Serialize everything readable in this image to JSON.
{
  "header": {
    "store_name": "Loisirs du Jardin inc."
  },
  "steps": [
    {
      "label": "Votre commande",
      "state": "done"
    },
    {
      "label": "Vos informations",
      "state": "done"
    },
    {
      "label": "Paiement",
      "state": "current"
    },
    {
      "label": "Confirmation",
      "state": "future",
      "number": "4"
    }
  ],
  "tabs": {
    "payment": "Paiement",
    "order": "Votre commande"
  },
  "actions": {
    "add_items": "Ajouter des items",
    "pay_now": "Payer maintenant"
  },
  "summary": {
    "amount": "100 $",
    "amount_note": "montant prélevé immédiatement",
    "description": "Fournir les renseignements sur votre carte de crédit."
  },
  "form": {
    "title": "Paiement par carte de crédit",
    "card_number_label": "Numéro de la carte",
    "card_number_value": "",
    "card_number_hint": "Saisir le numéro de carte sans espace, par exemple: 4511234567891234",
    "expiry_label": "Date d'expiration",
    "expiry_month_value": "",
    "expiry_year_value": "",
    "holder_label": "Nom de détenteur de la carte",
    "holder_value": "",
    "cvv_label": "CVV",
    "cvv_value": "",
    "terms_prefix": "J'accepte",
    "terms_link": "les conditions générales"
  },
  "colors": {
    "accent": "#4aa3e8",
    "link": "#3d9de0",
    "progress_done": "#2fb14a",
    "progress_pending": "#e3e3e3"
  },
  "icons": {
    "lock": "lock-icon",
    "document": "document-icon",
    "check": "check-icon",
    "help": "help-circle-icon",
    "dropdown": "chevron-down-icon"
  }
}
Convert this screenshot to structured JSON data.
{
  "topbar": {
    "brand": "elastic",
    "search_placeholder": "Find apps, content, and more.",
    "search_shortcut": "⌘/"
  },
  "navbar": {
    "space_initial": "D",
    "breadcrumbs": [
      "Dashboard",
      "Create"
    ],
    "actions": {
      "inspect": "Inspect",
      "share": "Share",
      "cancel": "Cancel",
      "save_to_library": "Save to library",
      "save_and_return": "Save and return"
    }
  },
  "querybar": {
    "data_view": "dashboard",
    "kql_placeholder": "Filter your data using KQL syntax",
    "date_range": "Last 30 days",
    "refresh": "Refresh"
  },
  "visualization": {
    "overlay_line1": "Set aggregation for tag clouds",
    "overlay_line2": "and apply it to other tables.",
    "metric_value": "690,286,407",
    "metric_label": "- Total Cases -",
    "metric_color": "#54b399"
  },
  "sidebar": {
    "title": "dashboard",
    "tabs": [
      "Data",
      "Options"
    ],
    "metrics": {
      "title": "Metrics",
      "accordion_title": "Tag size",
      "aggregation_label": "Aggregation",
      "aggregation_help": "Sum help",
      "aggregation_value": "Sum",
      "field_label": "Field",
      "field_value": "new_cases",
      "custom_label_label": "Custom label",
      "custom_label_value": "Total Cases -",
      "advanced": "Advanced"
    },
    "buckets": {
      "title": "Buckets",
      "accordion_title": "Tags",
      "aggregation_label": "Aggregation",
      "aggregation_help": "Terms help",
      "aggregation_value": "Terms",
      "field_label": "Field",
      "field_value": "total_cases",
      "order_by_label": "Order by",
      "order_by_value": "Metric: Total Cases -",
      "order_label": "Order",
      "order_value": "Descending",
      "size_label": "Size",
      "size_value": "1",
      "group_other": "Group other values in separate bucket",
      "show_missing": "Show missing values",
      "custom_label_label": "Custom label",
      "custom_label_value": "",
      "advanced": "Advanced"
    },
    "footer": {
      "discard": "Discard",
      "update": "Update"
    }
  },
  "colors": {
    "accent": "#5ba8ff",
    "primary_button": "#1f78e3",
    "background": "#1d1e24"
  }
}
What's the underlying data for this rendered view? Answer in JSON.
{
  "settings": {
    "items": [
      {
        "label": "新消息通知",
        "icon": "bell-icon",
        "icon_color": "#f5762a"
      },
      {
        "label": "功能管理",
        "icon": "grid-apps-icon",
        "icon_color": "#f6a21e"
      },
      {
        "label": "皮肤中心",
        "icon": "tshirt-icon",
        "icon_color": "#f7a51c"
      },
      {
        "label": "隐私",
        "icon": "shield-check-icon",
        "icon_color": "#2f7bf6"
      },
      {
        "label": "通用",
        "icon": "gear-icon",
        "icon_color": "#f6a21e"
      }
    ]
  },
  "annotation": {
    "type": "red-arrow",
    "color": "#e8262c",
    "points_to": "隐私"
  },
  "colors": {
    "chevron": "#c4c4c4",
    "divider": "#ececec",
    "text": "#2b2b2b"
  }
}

### Exercise details
Copy out the whole listing exactly; please set it all down.

### Output
Serialize everything readable in this image to JSON.
{
  "header": {
    "store_name": "Loisirs du Jardin inc."
  },
  "steps": [
    {
      "label": "Votre commande",
      "state": "done"
    },
    {
      "label": "Vos informations",
      "state": "done"
    },
    {
      "label": "Paiement",
      "state": "current"
    },
    {
      "label": "Confirmation",
      "state": "future",
      "number": "4"
    }
  ],
  "tabs": {
    "payment": "Paiement",
    "order": "Votre commande"
  },
  "actions": {
    "add_items": "Ajouter des items",
    "pay_now": "Payer maintenant"
  },
  "summary": {
    "amount": "100 $",
    "amount_note": "montant prélevé immédiatement",
    "description": "Fournir les renseignements sur votre carte de crédit."
  },
  "form": {
    "title": "Paiement par carte de crédit",
    "card_number_label": "Numéro de la carte",
    "card_number_value": "",
    "card_number_hint": "Saisir le numéro de carte sans espace, par exemple: 4511234567891234",
    "expiry_label": "Date d'expiration",
    "expiry_month_value": "",
    "expiry_year_value": "",
    "holder_label": "Nom de détenteur de la carte",
    "holder_value": "",
    "cvv_label": "CVV",
    "cvv_value": "",
    "terms_prefix": "J'accepte",
    "terms_link": "les conditions générales"
  },
  "colors": {
    "accent": "#4aa3e8",
    "link": "#3d9de0",
    "progress_done": "#2fb14a",
    "progress_pending": "#e3e3e3"
  },
  "icons": {
    "lock": "lock-icon",
    "document": "document-icon",
    "check": "check-icon",
    "help": "help-circle-icon",
    "dropdown": "chevron-down-icon"
  }
}
Convert this screenshot to structured JSON data.
{
  "topbar": {
    "brand": "elastic",
    "search_placeholder": "Find apps, content, and more.",
    "search_shortcut": "⌘/"
  },
  "navbar": {
    "space_initial": "D",
    "breadcrumbs": [
      "Dashboard",
      "Create"
    ],
    "actions": {
      "inspect": "Inspect",
      "share": "Share",
      "cancel": "Cancel",
      "save_to_library": "Save to library",
      "save_and_return": "Save and return"
    }
  },
  "querybar": {
    "data_view": "dashboard",
    "kql_placeholder": "Filter your data using KQL syntax",
    "date_range": "Last 30 days",
    "refresh": "Refresh"
  },
  "visualization": {
    "overlay_line1": "Set aggregation for tag clouds",
    "overlay_line2": "and apply it to other tables.",
    "metric_value": "690,286,407",
    "metric_label": "- Total Cases -",
    "metric_color": "#54b399"
  },
  "sidebar": {
    "title": "dashboard",
    "tabs": [
      "Data",
      "Options"
    ],
    "metrics": {
      "title": "Metrics",
      "accordion_title": "Tag size",
      "aggregation_label": "Aggregation",
      "aggregation_help": "Sum help",
      "aggregation_value": "Sum",
      "field_label": "Field",
      "field_value": "new_cases",
      "custom_label_label": "Custom label",
      "custom_label_value": "Total Cases -",
      "advanced": "Advanced"
    },
    "buckets": {
      "title": "Buckets",
      "accordion_title": "Tags",
      "aggregation_label": "Aggregation",
      "aggregation_help": "Terms help",
      "aggregation_value": "Terms",
      "field_label": "Field",
      "field_value": "total_cases",
      "order_by_label": "Order by",
      "order_by_value": "Metric: Total Cases -",
      "order_label": "Order",
      "order_value": "Descending",
      "size_label": "Size",
      "size_value": "1",
      "group_other": "Group other values in separate bucket",
      "show_missing": "Show missing values",
      "custom_label_label": "Custom label",
      "custom_label_value": "",
      "advanced": "Advanced"
    },
    "footer": {
      "discard": "Discard",
      "update": "Update"
    }
  },
  "colors": {
    "accent": "#5ba8ff",
    "primary_button": "#1f78e3",
    "background": "#1d1e24"
  }
}
What's the underlying data for this rendered view? Answer in JSON.
{
  "settings": {
    "items": [
      {
        "label": "新消息通知",
        "icon": "bell-icon",
        "icon_color": "#f5762a"
      },
      {
        "label": "功能管理",
        "icon": "grid-apps-icon",
        "icon_color": "#f6a21e"
      },
      {
        "label": "皮肤中心",
        "icon": "tshirt-icon",
        "icon_color": "#f7a51c"
      },
      {
        "label": "隐私",
        "icon": "shield-check-icon",
        "icon_color": "#2f7bf6"
      },
      {
        "label": "通用",
        "icon": "gear-icon",
        "icon_color": "#f6a21e"
      }
    ]
  },
  "annotation": {
    "type": "red-arrow",
    "color": "#e8262c",
    "points_to": "隐私"
  },
  "colors": {
    "chevron": "#c4c4c4",
    "divider": "#ececec",
    "text": "#2b2b2b"
  }
}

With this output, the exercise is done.